Dataset entries:
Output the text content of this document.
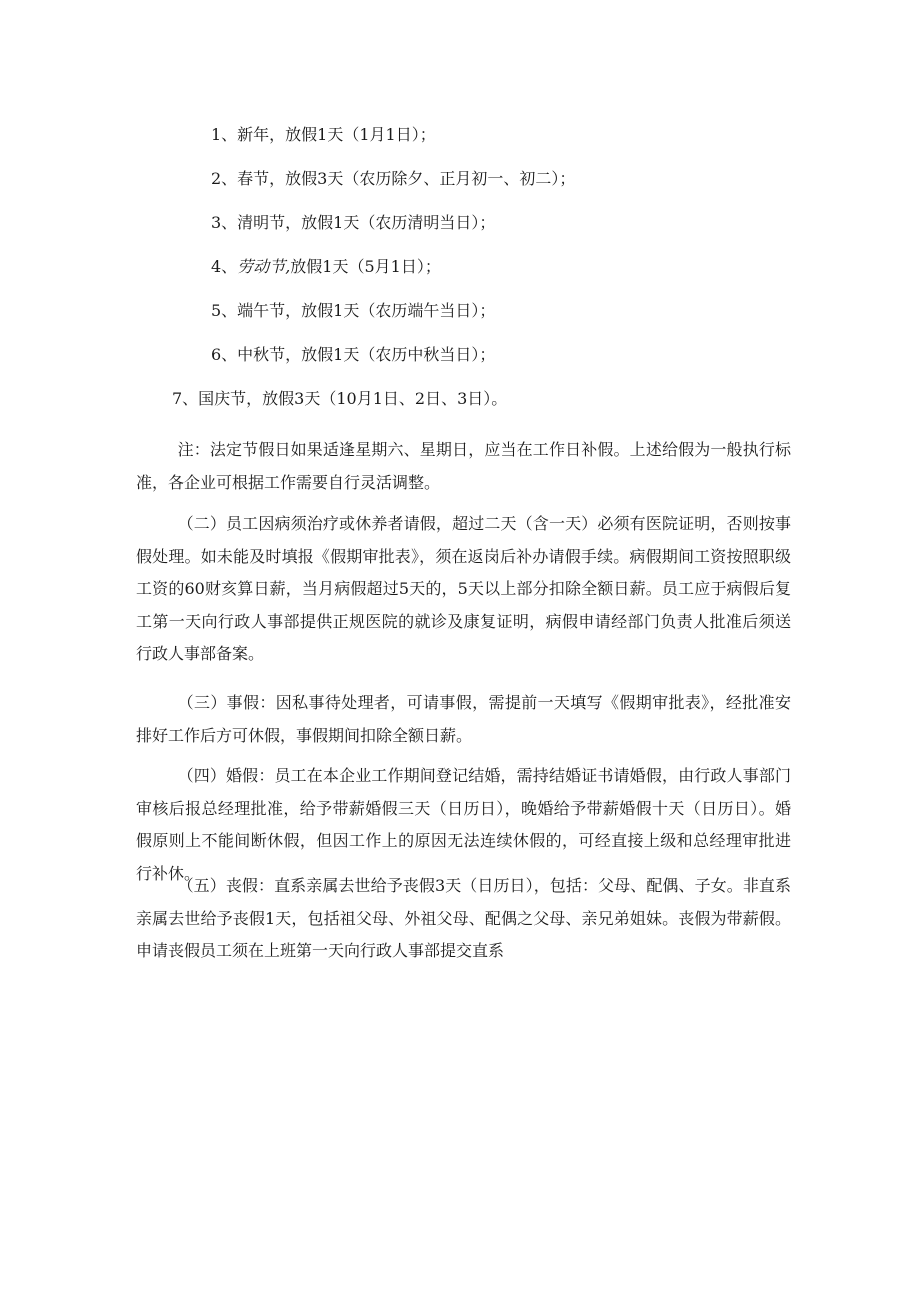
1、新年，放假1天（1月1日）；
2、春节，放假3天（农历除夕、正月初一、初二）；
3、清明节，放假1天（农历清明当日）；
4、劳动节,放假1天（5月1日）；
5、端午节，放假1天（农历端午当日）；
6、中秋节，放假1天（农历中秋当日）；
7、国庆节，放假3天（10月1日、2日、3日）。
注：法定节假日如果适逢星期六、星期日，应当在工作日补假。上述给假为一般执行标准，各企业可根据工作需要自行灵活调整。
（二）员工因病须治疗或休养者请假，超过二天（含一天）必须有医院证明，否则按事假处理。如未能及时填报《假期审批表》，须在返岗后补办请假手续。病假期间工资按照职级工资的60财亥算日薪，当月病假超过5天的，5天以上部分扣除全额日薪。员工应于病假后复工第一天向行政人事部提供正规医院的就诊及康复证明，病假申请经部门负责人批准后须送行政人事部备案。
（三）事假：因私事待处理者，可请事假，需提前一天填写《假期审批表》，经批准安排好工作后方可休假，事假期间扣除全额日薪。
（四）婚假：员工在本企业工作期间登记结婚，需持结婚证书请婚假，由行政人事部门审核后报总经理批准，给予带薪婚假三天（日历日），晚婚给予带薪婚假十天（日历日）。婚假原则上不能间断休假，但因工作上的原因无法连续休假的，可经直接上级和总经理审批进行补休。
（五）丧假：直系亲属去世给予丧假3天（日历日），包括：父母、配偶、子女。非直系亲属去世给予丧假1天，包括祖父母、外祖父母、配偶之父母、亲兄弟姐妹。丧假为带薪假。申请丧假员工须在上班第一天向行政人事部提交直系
--
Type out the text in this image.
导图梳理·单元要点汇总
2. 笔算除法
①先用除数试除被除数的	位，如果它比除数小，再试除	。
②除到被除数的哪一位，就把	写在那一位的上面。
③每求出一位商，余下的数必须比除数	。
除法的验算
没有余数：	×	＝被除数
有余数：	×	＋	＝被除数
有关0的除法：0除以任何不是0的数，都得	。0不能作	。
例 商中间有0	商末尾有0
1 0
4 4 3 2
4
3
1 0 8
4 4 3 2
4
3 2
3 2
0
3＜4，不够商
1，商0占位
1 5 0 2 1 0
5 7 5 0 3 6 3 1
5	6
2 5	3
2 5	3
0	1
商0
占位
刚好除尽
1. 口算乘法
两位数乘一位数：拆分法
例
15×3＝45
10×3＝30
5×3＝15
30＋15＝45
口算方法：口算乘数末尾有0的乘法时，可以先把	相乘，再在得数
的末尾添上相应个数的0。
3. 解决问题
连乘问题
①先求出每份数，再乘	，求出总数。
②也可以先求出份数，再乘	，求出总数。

Written problem: Go through the preceding material and copy each line that has the word "this".

The result:
Output the text content of this document.
Type out the text in this image.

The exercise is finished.